_Exercise requirements_: Retype the listing that follows, word for word.

____________

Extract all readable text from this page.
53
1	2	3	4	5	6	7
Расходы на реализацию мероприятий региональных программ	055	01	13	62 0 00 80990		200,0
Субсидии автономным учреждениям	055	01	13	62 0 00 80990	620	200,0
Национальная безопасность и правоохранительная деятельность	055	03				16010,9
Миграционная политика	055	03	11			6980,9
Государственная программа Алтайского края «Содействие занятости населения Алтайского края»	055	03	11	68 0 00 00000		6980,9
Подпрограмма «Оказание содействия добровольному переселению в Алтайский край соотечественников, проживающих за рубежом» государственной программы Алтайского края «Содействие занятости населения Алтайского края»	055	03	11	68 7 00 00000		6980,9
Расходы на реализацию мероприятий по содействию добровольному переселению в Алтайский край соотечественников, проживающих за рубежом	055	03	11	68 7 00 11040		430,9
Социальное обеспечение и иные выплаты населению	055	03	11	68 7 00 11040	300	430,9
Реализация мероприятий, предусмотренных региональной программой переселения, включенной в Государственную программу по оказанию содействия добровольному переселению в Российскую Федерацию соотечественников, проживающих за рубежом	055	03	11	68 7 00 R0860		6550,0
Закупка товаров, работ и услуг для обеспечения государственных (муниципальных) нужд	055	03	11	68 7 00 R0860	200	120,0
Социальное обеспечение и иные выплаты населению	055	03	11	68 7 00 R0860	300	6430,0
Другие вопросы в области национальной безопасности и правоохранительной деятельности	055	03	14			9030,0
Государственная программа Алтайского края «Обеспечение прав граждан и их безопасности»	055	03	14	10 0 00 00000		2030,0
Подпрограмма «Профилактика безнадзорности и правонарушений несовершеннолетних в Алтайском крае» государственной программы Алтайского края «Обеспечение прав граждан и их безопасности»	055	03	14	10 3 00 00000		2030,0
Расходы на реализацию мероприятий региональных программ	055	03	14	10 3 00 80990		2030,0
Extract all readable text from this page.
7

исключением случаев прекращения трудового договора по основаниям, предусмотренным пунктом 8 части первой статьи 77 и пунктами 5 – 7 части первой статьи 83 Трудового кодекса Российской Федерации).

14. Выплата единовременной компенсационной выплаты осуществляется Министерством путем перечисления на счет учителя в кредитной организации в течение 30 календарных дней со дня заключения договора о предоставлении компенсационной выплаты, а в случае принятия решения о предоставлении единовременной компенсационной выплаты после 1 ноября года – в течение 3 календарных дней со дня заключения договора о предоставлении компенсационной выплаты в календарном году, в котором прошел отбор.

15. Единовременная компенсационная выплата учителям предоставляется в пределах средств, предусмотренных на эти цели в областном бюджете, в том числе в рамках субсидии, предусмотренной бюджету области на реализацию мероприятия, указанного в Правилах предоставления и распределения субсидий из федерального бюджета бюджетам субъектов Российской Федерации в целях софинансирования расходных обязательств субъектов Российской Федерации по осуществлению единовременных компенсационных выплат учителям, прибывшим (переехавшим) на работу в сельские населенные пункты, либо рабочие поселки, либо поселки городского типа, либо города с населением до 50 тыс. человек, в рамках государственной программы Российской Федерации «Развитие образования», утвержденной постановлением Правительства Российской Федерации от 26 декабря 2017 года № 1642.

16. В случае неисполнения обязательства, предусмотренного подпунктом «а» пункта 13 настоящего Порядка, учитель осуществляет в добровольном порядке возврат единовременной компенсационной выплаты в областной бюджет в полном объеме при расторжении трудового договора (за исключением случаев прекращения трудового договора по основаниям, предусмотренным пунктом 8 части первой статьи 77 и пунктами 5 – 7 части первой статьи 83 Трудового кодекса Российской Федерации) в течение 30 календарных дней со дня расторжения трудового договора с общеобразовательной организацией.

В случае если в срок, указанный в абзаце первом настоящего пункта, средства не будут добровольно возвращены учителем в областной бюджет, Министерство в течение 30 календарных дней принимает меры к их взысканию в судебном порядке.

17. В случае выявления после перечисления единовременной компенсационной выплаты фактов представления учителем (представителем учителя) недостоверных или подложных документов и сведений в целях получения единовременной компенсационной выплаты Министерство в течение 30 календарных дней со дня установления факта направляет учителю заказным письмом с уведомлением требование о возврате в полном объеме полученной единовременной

____________

_Correct answer_:
Extract all readable text from this page.
53
1	2	3	4	5	6	7
Расходы на реализацию мероприятий региональных программ	055	01	13	62 0 00 80990		200,0
Субсидии автономным учреждениям	055	01	13	62 0 00 80990	620	200,0
Национальная безопасность и правоохранительная деятельность	055	03				16010,9
Миграционная политика	055	03	11			6980,9
Государственная программа Алтайского края «Содействие занятости населения Алтайского края»	055	03	11	68 0 00 00000		6980,9
Подпрограмма «Оказание содействия добровольному переселению в Алтайский край соотечественников, проживающих за рубежом» государственной программы Алтайского края «Содействие занятости населения Алтайского края»	055	03	11	68 7 00 00000		6980,9
Расходы на реализацию мероприятий по содействию добровольному переселению в Алтайский край соотечественников, проживающих за рубежом	055	03	11	68 7 00 11040		430,9
Социальное обеспечение и иные выплаты населению	055	03	11	68 7 00 11040	300	430,9
Реализация мероприятий, предусмотренных региональной программой переселения, включенной в Государственную программу по оказанию содействия добровольному переселению в Российскую Федерацию соотечественников, проживающих за рубежом	055	03	11	68 7 00 R0860		6550,0
Закупка товаров, работ и услуг для обеспечения государственных (муниципальных) нужд	055	03	11	68 7 00 R0860	200	120,0
Социальное обеспечение и иные выплаты населению	055	03	11	68 7 00 R0860	300	6430,0
Другие вопросы в области национальной безопасности и правоохранительной деятельности	055	03	14			9030,0
Государственная программа Алтайского края «Обеспечение прав граждан и их безопасности»	055	03	14	10 0 00 00000		2030,0
Подпрограмма «Профилактика безнадзорности и правонарушений несовершеннолетних в Алтайском крае» государственной программы Алтайского края «Обеспечение прав граждан и их безопасности»	055	03	14	10 3 00 00000		2030,0
Расходы на реализацию мероприятий региональных программ	055	03	14	10 3 00 80990		2030,0
Extract all readable text from this page.
7

исключением случаев прекращения трудового договора по основаниям, предусмотренным пунктом 8 части первой статьи 77 и пунктами 5 – 7 части первой статьи 83 Трудового кодекса Российской Федерации).

14. Выплата единовременной компенсационной выплаты осуществляется Министерством путем перечисления на счет учителя в кредитной организации в течение 30 календарных дней со дня заключения договора о предоставлении компенсационной выплаты, а в случае принятия решения о предоставлении единовременной компенсационной выплаты после 1 ноября года – в течение 3 календарных дней со дня заключения договора о предоставлении компенсационной выплаты в календарном году, в котором прошел отбор.

15. Единовременная компенсационная выплата учителям предоставляется в пределах средств, предусмотренных на эти цели в областном бюджете, в том числе в рамках субсидии, предусмотренной бюджету области на реализацию мероприятия, указанного в Правилах предоставления и распределения субсидий из федерального бюджета бюджетам субъектов Российской Федерации в целях софинансирования расходных обязательств субъектов Российской Федерации по осуществлению единовременных компенсационных выплат учителям, прибывшим (переехавшим) на работу в сельские населенные пункты, либо рабочие поселки, либо поселки городского типа, либо города с населением до 50 тыс. человек, в рамках государственной программы Российской Федерации «Развитие образования», утвержденной постановлением Правительства Российской Федерации от 26 декабря 2017 года № 1642.

16. В случае неисполнения обязательства, предусмотренного подпунктом «а» пункта 13 настоящего Порядка, учитель осуществляет в добровольном порядке возврат единовременной компенсационной выплаты в областной бюджет в полном объеме при расторжении трудового договора (за исключением случаев прекращения трудового договора по основаниям, предусмотренным пунктом 8 части первой статьи 77 и пунктами 5 – 7 части первой статьи 83 Трудового кодекса Российской Федерации) в течение 30 календарных дней со дня расторжения трудового договора с общеобразовательной организацией.

В случае если в срок, указанный в абзаце первом настоящего пункта, средства не будут добровольно возвращены учителем в областной бюджет, Министерство в течение 30 календарных дней принимает меры к их взысканию в судебном порядке.

17. В случае выявления после перечисления единовременной компенсационной выплаты фактов представления учителем (представителем учителя) недостоверных или подложных документов и сведений в целях получения единовременной компенсационной выплаты Министерство в течение 30 календарных дней со дня установления факта направляет учителю заказным письмом с уведомлением требование о возврате в полном объеме полученной единовременной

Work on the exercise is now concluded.